Task:
Copy out the listing that follows exactly, dropping every picture.

Data provided:
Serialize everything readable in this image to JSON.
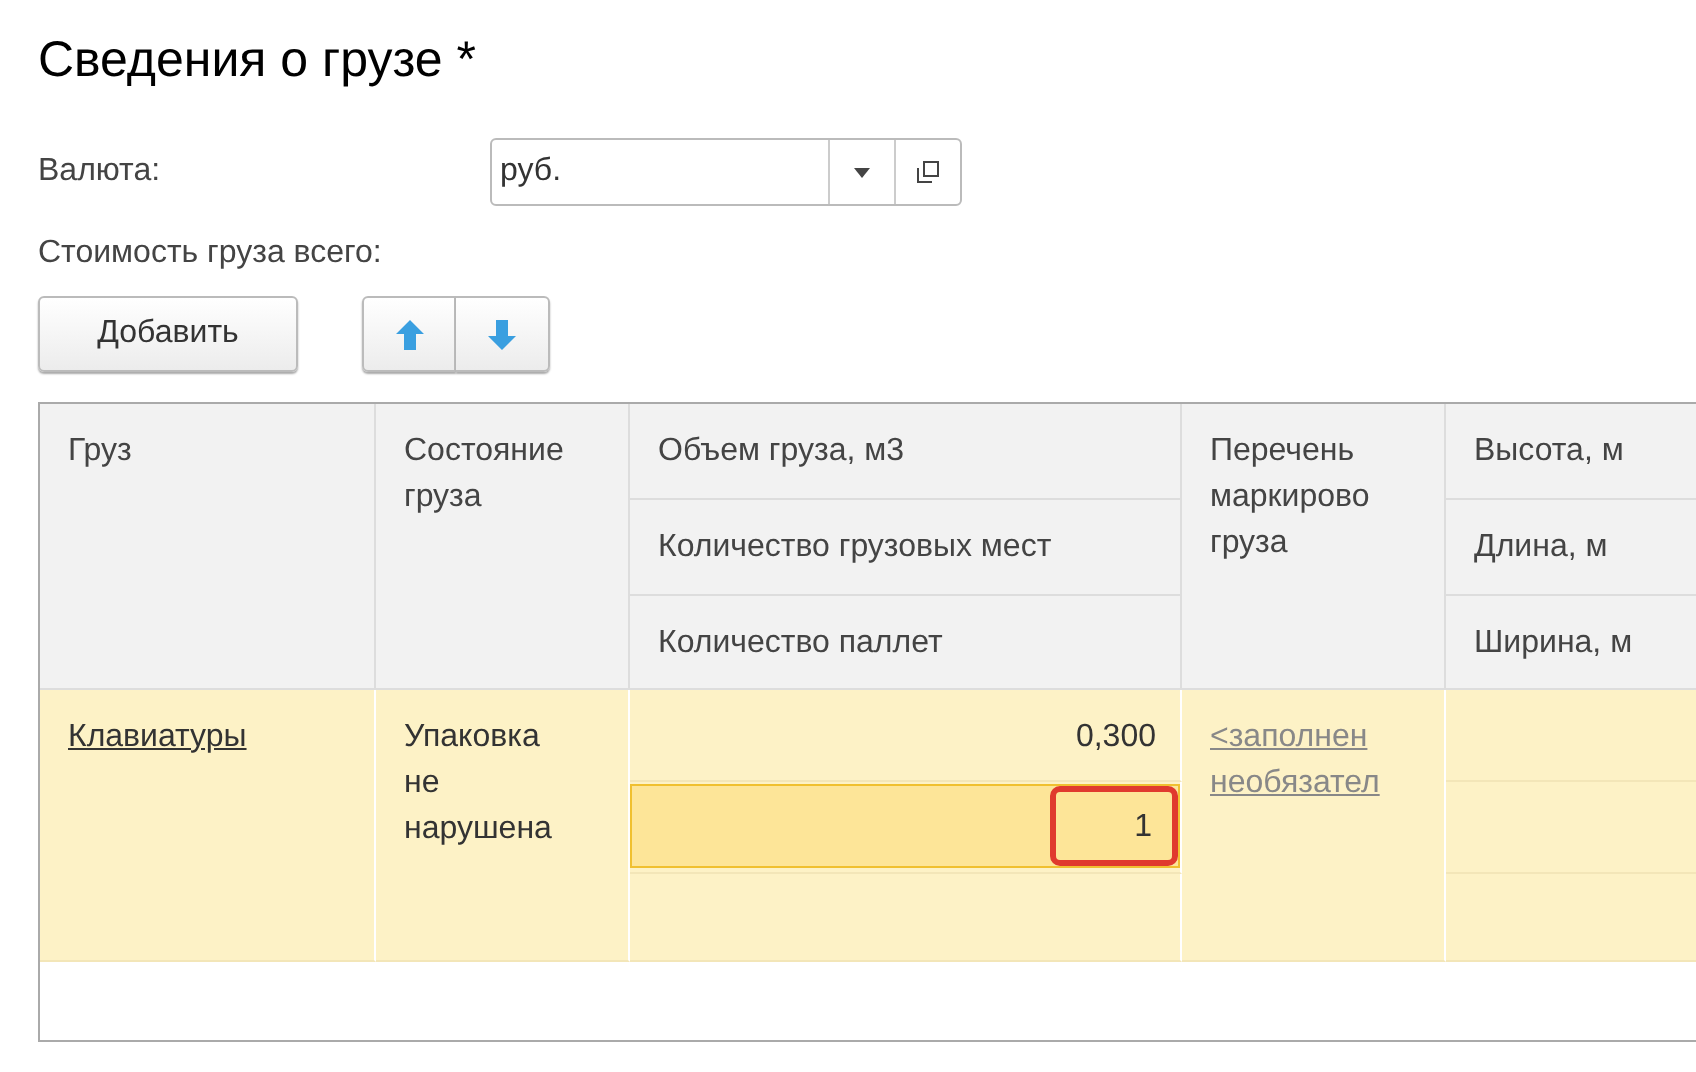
{
  "title": "Сведения о грузе *",
  "currency": {
    "label": "Валюта:",
    "value": "руб."
  },
  "total_label": "Стоимость груза всего:",
  "toolbar": {
    "add_button": "Добавить"
  },
  "table": {
    "columns": [
      {
        "header": "Груз"
      },
      {
        "header": "Состояние груза"
      },
      {
        "headers": [
          "Объем груза, м3",
          "Количество грузовых мест",
          "Количество паллет"
        ]
      },
      {
        "header": "Перечень маркирово груза"
      },
      {
        "headers": [
          "Высота, м",
          "Длина, м",
          "Ширина, м"
        ]
      }
    ],
    "rows": [
      {
        "selected": true,
        "cargo": "Клавиатуры",
        "condition": "Упаковка не нарушена",
        "volume": "0,300",
        "places": {
          "value": "1",
          "editing": true,
          "highlighted": true
        },
        "marking_link": [
          "<заполнен",
          "необязател"
        ]
      }
    ]
  }
}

Task response:
Serialize everything readable in this image to JSON.
{
  "title": "Сведения о грузе *",
  "currency": {
    "label": "Валюта:",
    "value": "руб."
  },
  "total_label": "Стоимость груза всего:",
  "toolbar": {
    "add_button": "Добавить"
  },
  "table": {
    "columns": [
      {
        "header": "Груз"
      },
      {
        "header": "Состояние груза"
      },
      {
        "headers": [
          "Объем груза, м3",
          "Количество грузовых мест",
          "Количество паллет"
        ]
      },
      {
        "header": "Перечень маркирово груза"
      },
      {
        "headers": [
          "Высота, м",
          "Длина, м",
          "Ширина, м"
        ]
      }
    ],
    "rows": [
      {
        "selected": true,
        "cargo": "Клавиатуры",
        "condition": "Упаковка не нарушена",
        "volume": "0,300",
        "places": {
          "value": "1",
          "editing": true,
          "highlighted": true
        },
        "marking_link": [
          "<заполнен",
          "необязател"
        ]
      }
    ]
  }
}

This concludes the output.